Repeat each entry exactly and drop the pictures.
^^^^^^^^^^^^^^^^
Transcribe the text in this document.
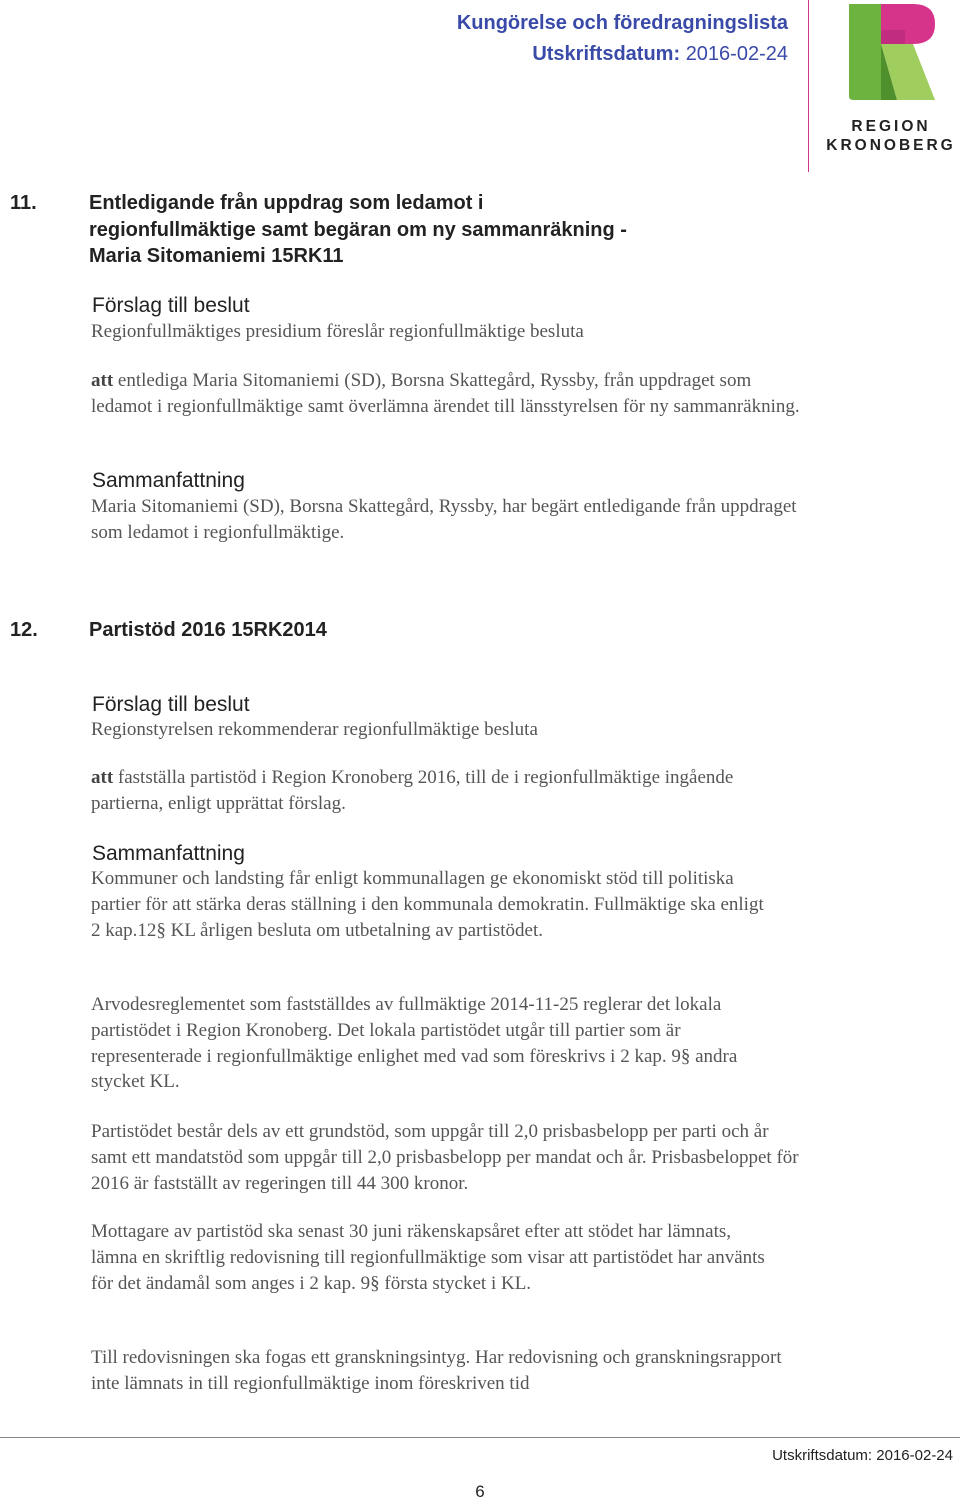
Kungörelse och föredragningslista
Utskriftsdatum: 2016-02-24
REGION
KRONOBERG
11.	Entledigande från uppdrag som ledamot i regionfullmäktige samt begäran om ny sammanräkning - Maria Sitomaniemi 15RK11
Förslag till beslut
Regionfullmäktiges presidium föreslår regionfullmäktige besluta
att entlediga Maria Sitomaniemi (SD), Borsna Skattegård, Ryssby, från uppdraget som ledamot i regionfullmäktige samt överlämna ärendet till länsstyrelsen för ny sammanräkning.
Sammanfattning
Maria Sitomaniemi (SD), Borsna Skattegård, Ryssby, har begärt entledigande från uppdraget som ledamot i regionfullmäktige.
12.	Partistöd 2016 15RK2014
Förslag till beslut
Regionstyrelsen rekommenderar regionfullmäktige besluta
att fastställa partistöd i Region Kronoberg 2016, till de i regionfullmäktige ingående partierna, enligt upprättat förslag.
Sammanfattning
Kommuner och landsting får enligt kommunallagen ge ekonomiskt stöd till politiska partier för att stärka deras ställning i den kommunala demokratin. Fullmäktige ska enligt 2 kap.12§ KL årligen besluta om utbetalning av partistödet.
Arvodesreglementet som fastställdes av fullmäktige 2014-11-25 reglerar det lokala partistödet i Region Kronoberg. Det lokala partistödet utgår till partier som är representerade i regionfullmäktige enlighet med vad som föreskrivs i 2 kap. 9§ andra stycket KL.
Partistödet består dels av ett grundstöd, som uppgår till 2,0 prisbasbelopp per parti och år samt ett mandatstöd som uppgår till 2,0 prisbasbelopp per mandat och år. Prisbasbeloppet för 2016 är fastställt av regeringen till 44 300 kronor.
Mottagare av partistöd ska senast 30 juni räkenskapsåret efter att stödet har lämnats, lämna en skriftlig redovisning till regionfullmäktige som visar att partistödet har använts för det ändamål som anges i 2 kap. 9§ första stycket i KL.
Till redovisningen ska fogas ett granskningsintyg. Har redovisning och granskningsrapport inte lämnats in till regionfullmäktige inom föreskriven tid
Utskriftsdatum: 2016-02-24
6
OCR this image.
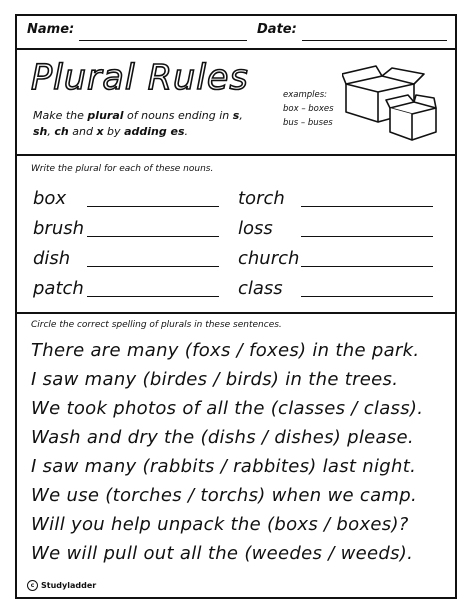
Name:	Date:
Plural Rules
Make the plural of nouns ending in s,
sh, ch and x by adding es.
examples:
box – boxes
bus – buses
Write the plural for each of these nouns.
box
brush
dish
patch
torch
loss
church
class
Circle the correct spelling of plurals in these sentences.
There are many (foxs / foxes) in the park.
I saw many (birdes / birds) in the trees.
We took photos of all the (classes / class).
Wash and dry the (dishs / dishes) please.
I saw many (rabbits / rabbites) last night.
We use (torches / torchs) when we camp.
Will you help unpack the (boxs / boxes)?
We will pull out all the (weedes / weeds).
c Studyladder
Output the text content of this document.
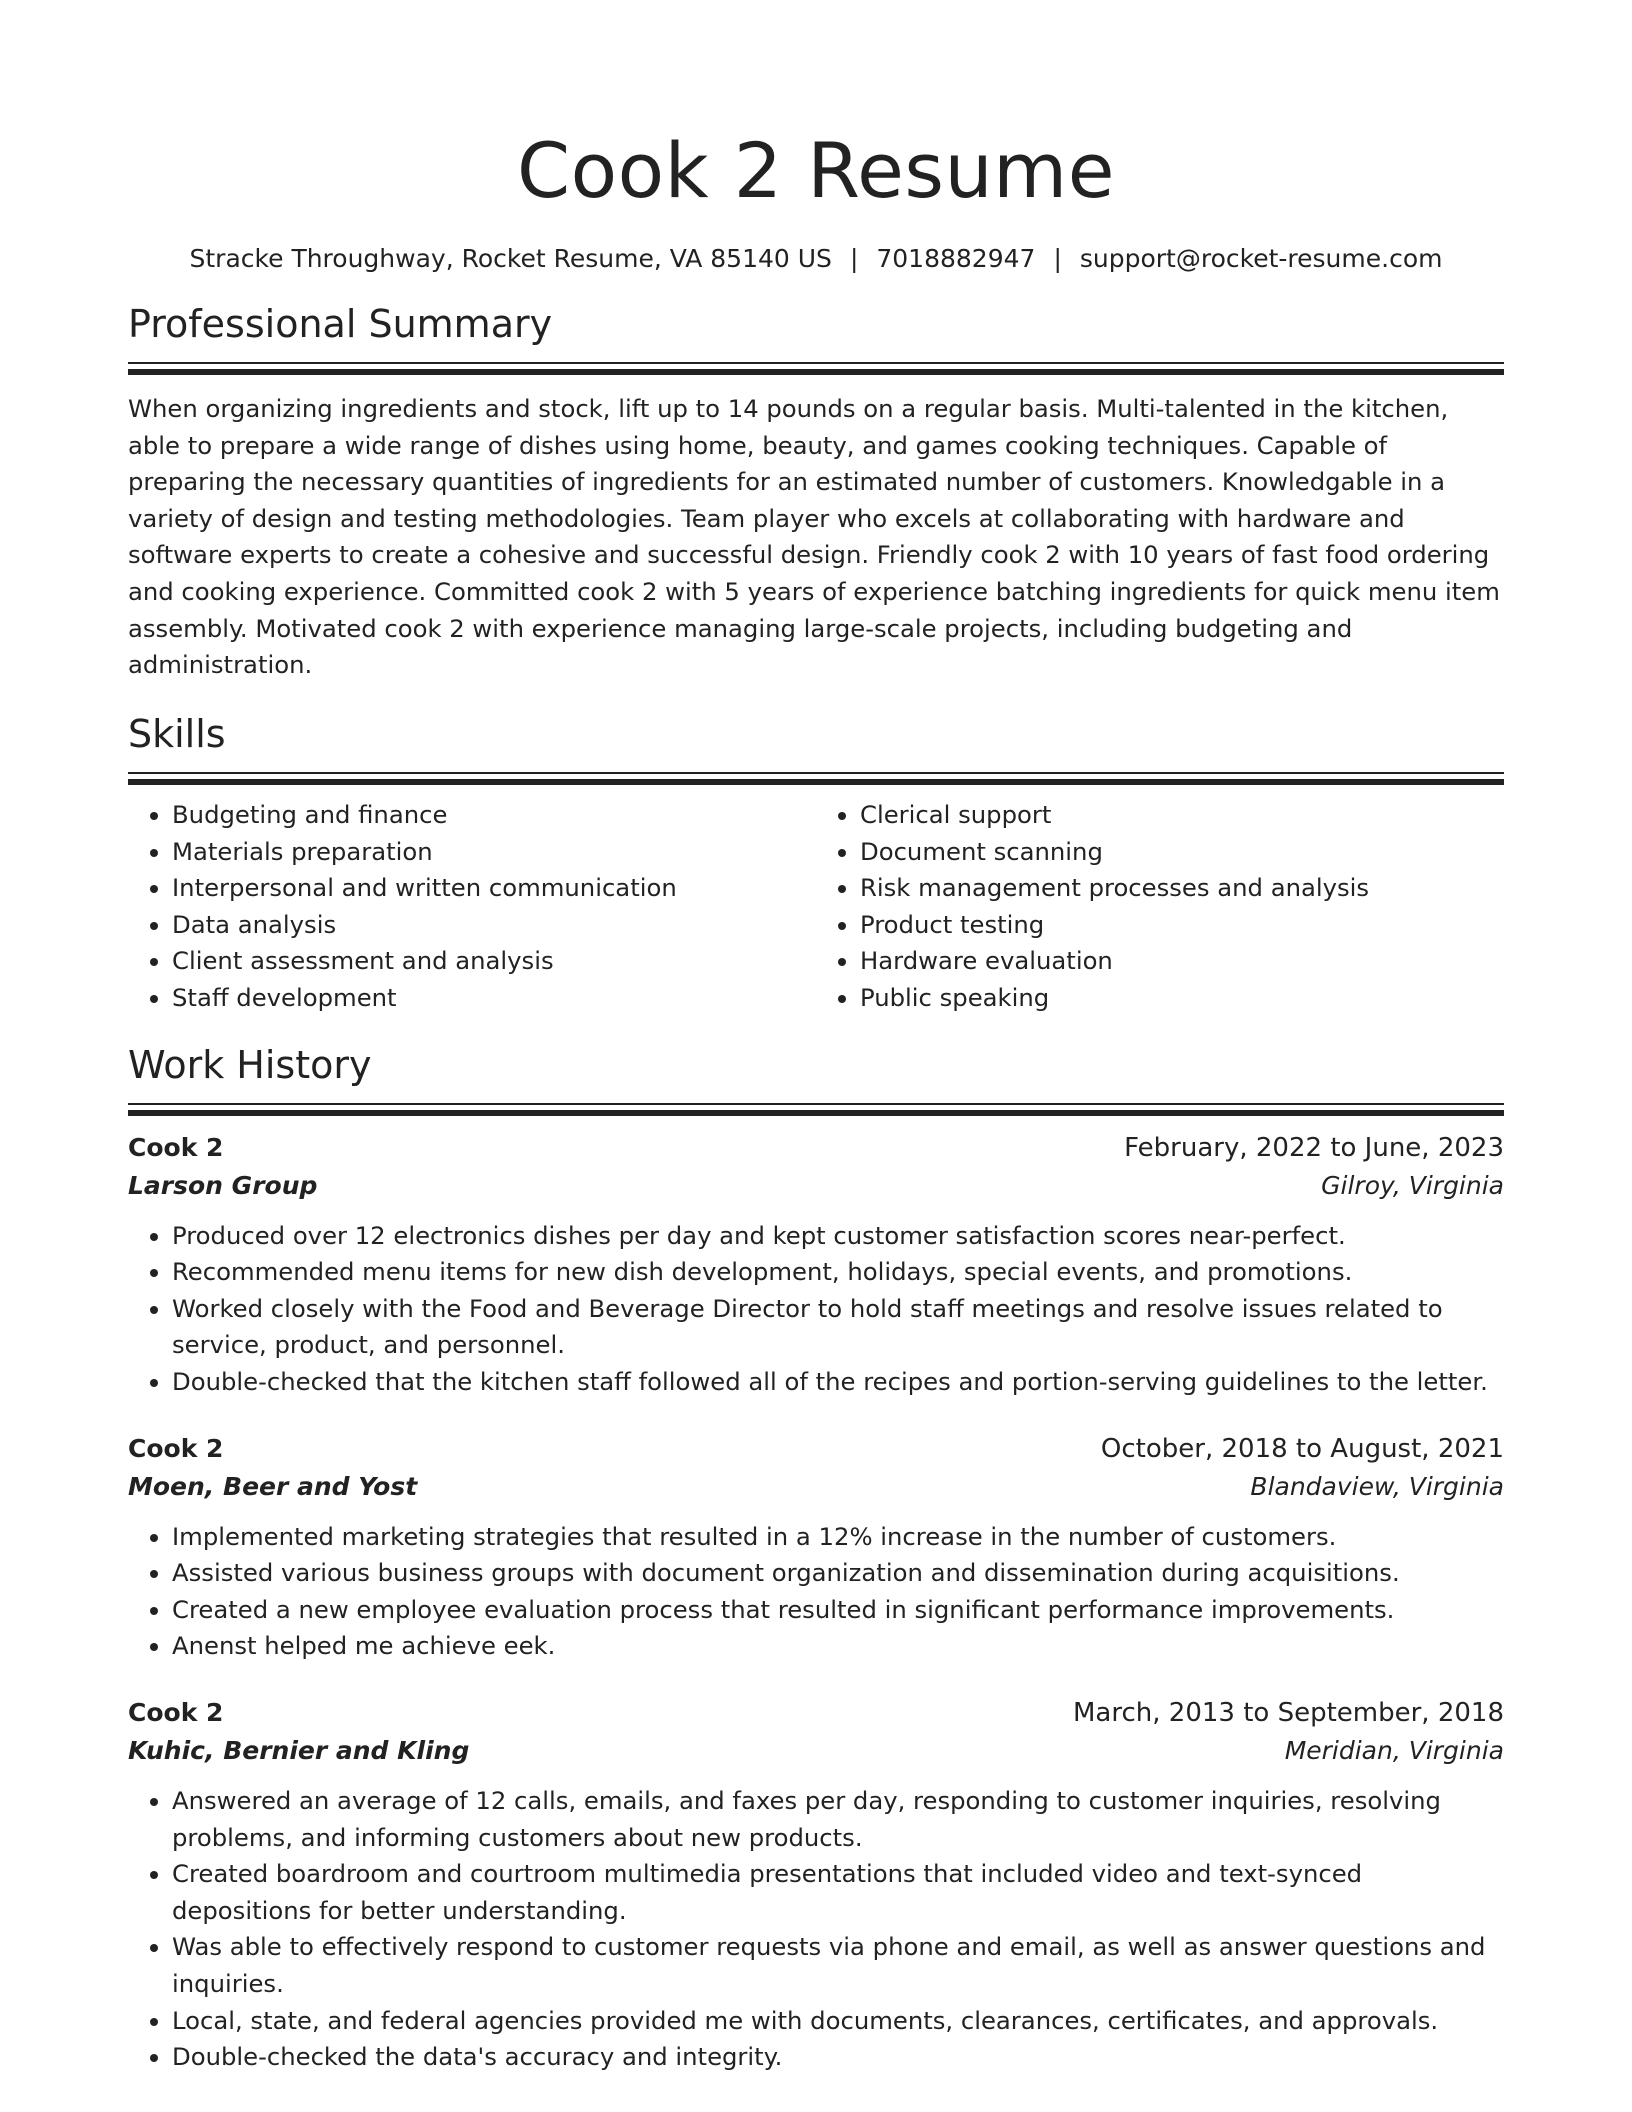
Cook 2 Resume
Stracke Throughway, Rocket Resume, VA 85140 US | 7018882947 | support@rocket-resume.com
Professional Summary

When organizing ingredients and stock, lift up to 14 pounds on a regular basis. Multi-talented in the kitchen, able to prepare a wide range of dishes using home, beauty, and games cooking techniques. Capable of preparing the necessary quantities of ingredients for an estimated number of customers. Knowledgable in a variety of design and testing methodologies. Team player who excels at collaborating with hardware and software experts to create a cohesive and successful design. Friendly cook 2 with 10 years of fast food ordering and cooking experience. Committed cook 2 with 5 years of experience batching ingredients for quick menu item assembly. Motivated cook 2 with experience managing large-scale projects, including budgeting and administration.

Skills
• Budgeting and finance
• Materials preparation
• Interpersonal and written communication
• Data analysis
• Client assessment and analysis
• Staff development
• Clerical support
• Document scanning
• Risk management processes and analysis
• Product testing
• Hardware evaluation
• Public speaking
Work History
Cook 2	February, 2022 to June, 2023
Larson Group	Gilroy, Virginia
• Produced over 12 electronics dishes per day and kept customer satisfaction scores near-perfect.
• Recommended menu items for new dish development, holidays, special events, and promotions.
• Worked closely with the Food and Beverage Director to hold staff meetings and resolve issues related to service, product, and personnel.
• Double-checked that the kitchen staff followed all of the recipes and portion-serving guidelines to the letter.
Cook 2	October, 2018 to August, 2021
Moen, Beer and Yost	Blandaview, Virginia
• Implemented marketing strategies that resulted in a 12% increase in the number of customers.
• Assisted various business groups with document organization and dissemination during acquisitions.
• Created a new employee evaluation process that resulted in significant performance improvements.
• Anenst helped me achieve eek.
Cook 2	March, 2013 to September, 2018
Kuhic, Bernier and Kling	Meridian, Virginia
• Answered an average of 12 calls, emails, and faxes per day, responding to customer inquiries, resolving problems, and informing customers about new products.
• Created boardroom and courtroom multimedia presentations that included video and text-synced depositions for better understanding.
• Was able to effectively respond to customer requests via phone and email, as well as answer questions and inquiries.
• Local, state, and federal agencies provided me with documents, clearances, certificates, and approvals.
• Double-checked the data's accuracy and integrity.
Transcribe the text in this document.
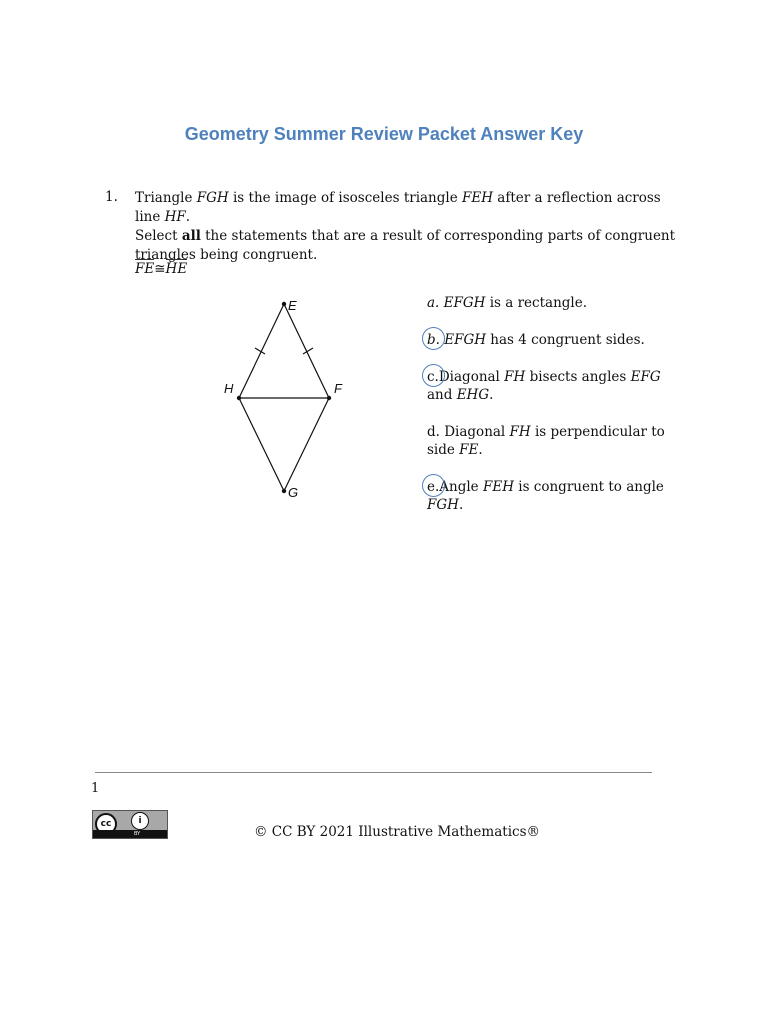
Geometry Summer Review Packet Answer Key
1. Triangle FGH is the image of isosceles triangle FEH after a reflection across line HF.

Select all the statements that are a result of corresponding parts of congruent triangles being congruent.

FE≅HE
E
H	F
G
a. EFGH is a rectangle.
b.
EFGH has 4 congruent sides.
c.
Diagonal FH bisects angles EFG and EHG.
d. Diagonal FH is perpendicular to side FE.
e.
Angle FEH is congruent to angle FGH.
1
cc	i
BY	© CC BY 2021 Illustrative Mathematics®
^^^^^^^^^^^^^^^^
- **EXPECTED OUTPUT**
Transcribe the text in this document.
Kungörelse och föredragningslista
Utskriftsdatum: 2016-02-24
REGION
KRONOBERG
11.	Entledigande från uppdrag som ledamot i regionfullmäktige samt begäran om ny sammanräkning - Maria Sitomaniemi 15RK11
Förslag till beslut
Regionfullmäktiges presidium föreslår regionfullmäktige besluta
att entlediga Maria Sitomaniemi (SD), Borsna Skattegård, Ryssby, från uppdraget som ledamot i regionfullmäktige samt överlämna ärendet till länsstyrelsen för ny sammanräkning.
Sammanfattning
Maria Sitomaniemi (SD), Borsna Skattegård, Ryssby, har begärt entledigande från uppdraget som ledamot i regionfullmäktige.
12.	Partistöd 2016 15RK2014
Förslag till beslut
Regionstyrelsen rekommenderar regionfullmäktige besluta
att fastställa partistöd i Region Kronoberg 2016, till de i regionfullmäktige ingående partierna, enligt upprättat förslag.
Sammanfattning
Kommuner och landsting får enligt kommunallagen ge ekonomiskt stöd till politiska partier för att stärka deras ställning i den kommunala demokratin. Fullmäktige ska enligt 2 kap.12§ KL årligen besluta om utbetalning av partistödet.
Arvodesreglementet som fastställdes av fullmäktige 2014-11-25 reglerar det lokala partistödet i Region Kronoberg. Det lokala partistödet utgår till partier som är representerade i regionfullmäktige enlighet med vad som föreskrivs i 2 kap. 9§ andra stycket KL.
Partistödet består dels av ett grundstöd, som uppgår till 2,0 prisbasbelopp per parti och år samt ett mandatstöd som uppgår till 2,0 prisbasbelopp per mandat och år. Prisbasbeloppet för 2016 är fastställt av regeringen till 44 300 kronor.
Mottagare av partistöd ska senast 30 juni räkenskapsåret efter att stödet har lämnats, lämna en skriftlig redovisning till regionfullmäktige som visar att partistödet har använts för det ändamål som anges i 2 kap. 9§ första stycket i KL.
Till redovisningen ska fogas ett granskningsintyg. Har redovisning och granskningsrapport inte lämnats in till regionfullmäktige inom föreskriven tid
Utskriftsdatum: 2016-02-24
6
OCR this image.
Name:	Date:
Plural Rules
Make the plural of nouns ending in s,
sh, ch and x by adding es.
examples:
box – boxes
bus – buses
Write the plural for each of these nouns.
box
brush
dish
patch
torch
loss
church
class
Circle the correct spelling of plurals in these sentences.
There are many (foxs / foxes) in the park.
I saw many (birdes / birds) in the trees.
We took photos of all the (classes / class).
Wash and dry the (dishs / dishes) please.
I saw many (rabbits / rabbites) last night.
We use (torches / torchs) when we camp.
Will you help unpack the (boxs / boxes)?
We will pull out all the (weedes / weeds).
c Studyladder
Output the text content of this document.
Cook 2 Resume
Stracke Throughway, Rocket Resume, VA 85140 US | 7018882947 | support@rocket-resume.com
Professional Summary

When organizing ingredients and stock, lift up to 14 pounds on a regular basis. Multi-talented in the kitchen, able to prepare a wide range of dishes using home, beauty, and games cooking techniques. Capable of preparing the necessary quantities of ingredients for an estimated number of customers. Knowledgable in a variety of design and testing methodologies. Team player who excels at collaborating with hardware and software experts to create a cohesive and successful design. Friendly cook 2 with 10 years of fast food ordering and cooking experience. Committed cook 2 with 5 years of experience batching ingredients for quick menu item assembly. Motivated cook 2 with experience managing large-scale projects, including budgeting and administration.

Skills
• Budgeting and finance
• Materials preparation
• Interpersonal and written communication
• Data analysis
• Client assessment and analysis
• Staff development
• Clerical support
• Document scanning
• Risk management processes and analysis
• Product testing
• Hardware evaluation
• Public speaking
Work History
Cook 2	February, 2022 to June, 2023
Larson Group	Gilroy, Virginia
• Produced over 12 electronics dishes per day and kept customer satisfaction scores near-perfect.
• Recommended menu items for new dish development, holidays, special events, and promotions.
• Worked closely with the Food and Beverage Director to hold staff meetings and resolve issues related to service, product, and personnel.
• Double-checked that the kitchen staff followed all of the recipes and portion-serving guidelines to the letter.
Cook 2	October, 2018 to August, 2021
Moen, Beer and Yost	Blandaview, Virginia
• Implemented marketing strategies that resulted in a 12% increase in the number of customers.
• Assisted various business groups with document organization and dissemination during acquisitions.
• Created a new employee evaluation process that resulted in significant performance improvements.
• Anenst helped me achieve eek.
Cook 2	March, 2013 to September, 2018
Kuhic, Bernier and Kling	Meridian, Virginia
• Answered an average of 12 calls, emails, and faxes per day, responding to customer inquiries, resolving problems, and informing customers about new products.
• Created boardroom and courtroom multimedia presentations that included video and text-synced depositions for better understanding.
• Was able to effectively respond to customer requests via phone and email, as well as answer questions and inquiries.
• Local, state, and federal agencies provided me with documents, clearances, certificates, and approvals.
• Double-checked the data's accuracy and integrity.
Transcribe the text in this document.
Geometry Summer Review Packet Answer Key
1. Triangle FGH is the image of isosceles triangle FEH after a reflection across line HF.

Select all the statements that are a result of corresponding parts of congruent triangles being congruent.

FE≅HE
E
H	F
G
a. EFGH is a rectangle.
b.
EFGH has 4 congruent sides.
c.
Diagonal FH bisects angles EFG and EHG.
d. Diagonal FH is perpendicular to side FE.
e.
Angle FEH is congruent to angle FGH.
1
cc	i
BY	© CC BY 2021 Illustrative Mathematics®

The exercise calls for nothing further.